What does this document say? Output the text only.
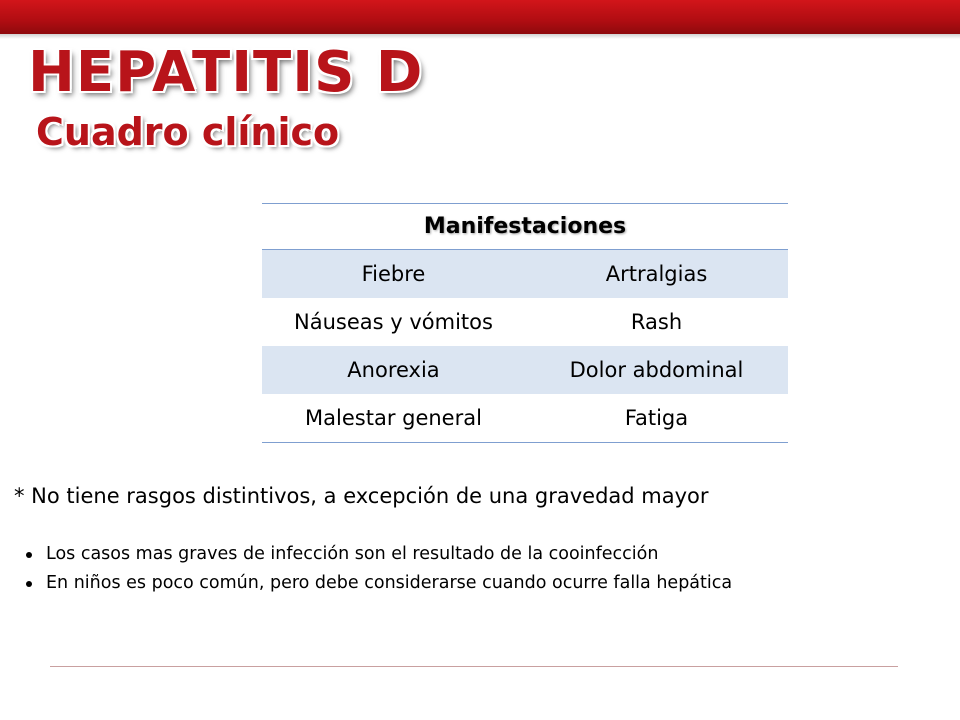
HEPATITIS D
Cuadro clínico
Manifestaciones	
Fiebre	Artralgias
Náuseas y vómitos	Rash
Anorexia	Dolor abdominal
Malestar general	Fatiga

* No tiene rasgos distintivos, a excepción de una gravedad mayor

Los casos mas graves de infección son el resultado de la cooinfección
En niños es poco común, pero debe considerarse cuando ocurre falla hepática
+--
● **STATED TASK**: Transcribe the whole listing exactly. Pictures are excluded.

● **SOLUTION TO THE PROBLEM**:
What does this document say? Output the text only.
HEPATITIS D
Cuadro clínico
Manifestaciones	
Fiebre	Artralgias
Náuseas y vómitos	Rash
Anorexia	Dolor abdominal
Malestar general	Fatiga

* No tiene rasgos distintivos, a excepción de una gravedad mayor

Los casos mas graves de infección son el resultado de la cooinfección
En niños es poco común, pero debe considerarse cuando ocurre falla hepática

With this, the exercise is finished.